** LISTED RECORDS **

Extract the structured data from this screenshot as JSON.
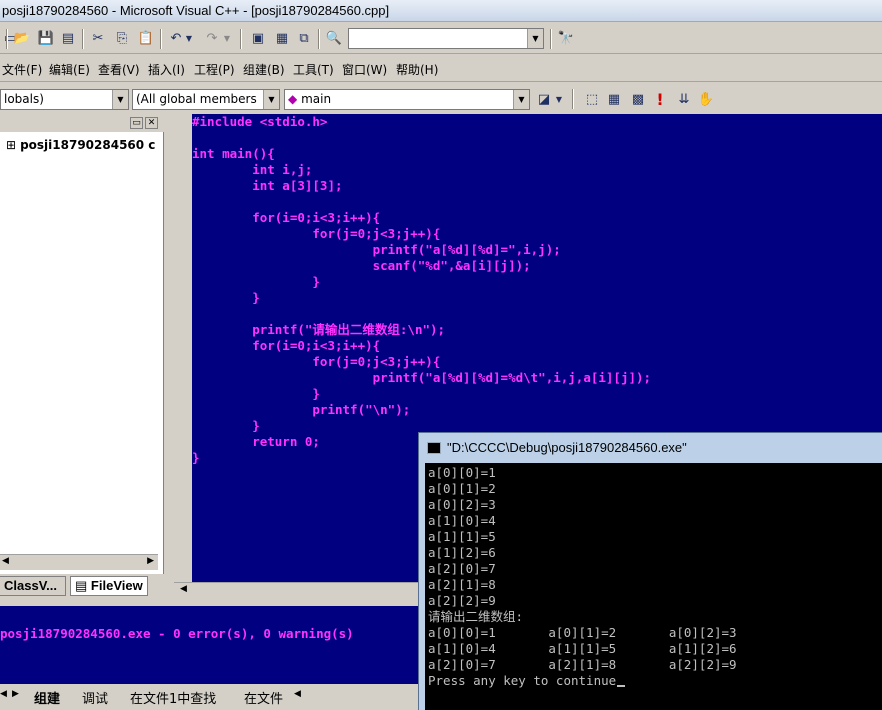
{
  "window": {
    "title": "posji18790284560 - Microsoft Visual C++ - [posji18790284560.cpp]"
  },
  "toolbar": {
    "find_combo_value": ""
  },
  "menu": [
    {
      "label": "文件(F)"
    },
    {
      "label": "编辑(E)"
    },
    {
      "label": "查看(V)"
    },
    {
      "label": "插入(I)"
    },
    {
      "label": "工程(P)"
    },
    {
      "label": "组建(B)"
    },
    {
      "label": "工具(T)"
    },
    {
      "label": "窗口(W)"
    },
    {
      "label": "帮助(H)"
    }
  ],
  "wizard": {
    "scope": "lobals)",
    "members": "(All global members",
    "function": "main"
  },
  "workspace": {
    "project": "posji18790284560 c",
    "tabs": [
      {
        "label": "ClassV..."
      },
      {
        "label": "FileView"
      }
    ]
  },
  "editor": {
    "lines": [
      {
        "text": "#include <stdio.h>"
      },
      {
        "text": ""
      },
      {
        "text": "int main(){"
      },
      {
        "text": "        int i,j;"
      },
      {
        "text": "        int a[3][3];"
      },
      {
        "text": ""
      },
      {
        "text": "        for(i=0;i<3;i++){"
      },
      {
        "text": "                for(j=0;j<3;j++){"
      },
      {
        "text": "                        printf(\"a[%d][%d]=\",i,j);"
      },
      {
        "text": "                        scanf(\"%d\",&a[i][j]);"
      },
      {
        "text": "                }"
      },
      {
        "text": "        }"
      },
      {
        "text": ""
      },
      {
        "text": "        printf(\"请输出二维数组:\\n\");"
      },
      {
        "text": "        for(i=0;i<3;i++){"
      },
      {
        "text": "                for(j=0;j<3;j++){"
      },
      {
        "text": "                        printf(\"a[%d][%d]=%d\\t\",i,j,a[i][j]);"
      },
      {
        "text": "                }"
      },
      {
        "text": "                printf(\"\\n\");"
      },
      {
        "text": "        }"
      },
      {
        "text": "        return 0;"
      },
      {
        "text": "}"
      }
    ]
  },
  "output": {
    "message": "posji18790284560.exe - 0 error(s), 0 warning(s)",
    "tabs": [
      {
        "label": "组建"
      },
      {
        "label": "调试"
      },
      {
        "label": "在文件1中查找"
      },
      {
        "label": "在文件"
      }
    ]
  },
  "console": {
    "title": "\"D:\\CCCC\\Debug\\posji18790284560.exe\"",
    "lines": [
      {
        "text": "a[0][0]=1"
      },
      {
        "text": "a[0][1]=2"
      },
      {
        "text": "a[0][2]=3"
      },
      {
        "text": "a[1][0]=4"
      },
      {
        "text": "a[1][1]=5"
      },
      {
        "text": "a[1][2]=6"
      },
      {
        "text": "a[2][0]=7"
      },
      {
        "text": "a[2][1]=8"
      },
      {
        "text": "a[2][2]=9"
      },
      {
        "text": "请输出二维数组:"
      },
      {
        "text": "a[0][0]=1       a[0][1]=2       a[0][2]=3"
      },
      {
        "text": "a[1][0]=4       a[1][1]=5       a[1][2]=6"
      },
      {
        "text": "a[2][0]=7       a[2][1]=8       a[2][2]=9"
      },
      {
        "text": "Press any key to continue"
      }
    ]
  }
}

** AIM **
Search the lines for the string "printf" and copy every line that has it.

** SOLUTION TO THIS TASK **
        "text": "                        printf(\"a[%d][%d]=\",i,j);"
        "text": "        printf(\"请输出二维数组:\\n\");"
        "text": "                        printf(\"a[%d][%d]=%d\\t\",i,j,a[i][j]);"
        "text": "                printf(\"\\n\");"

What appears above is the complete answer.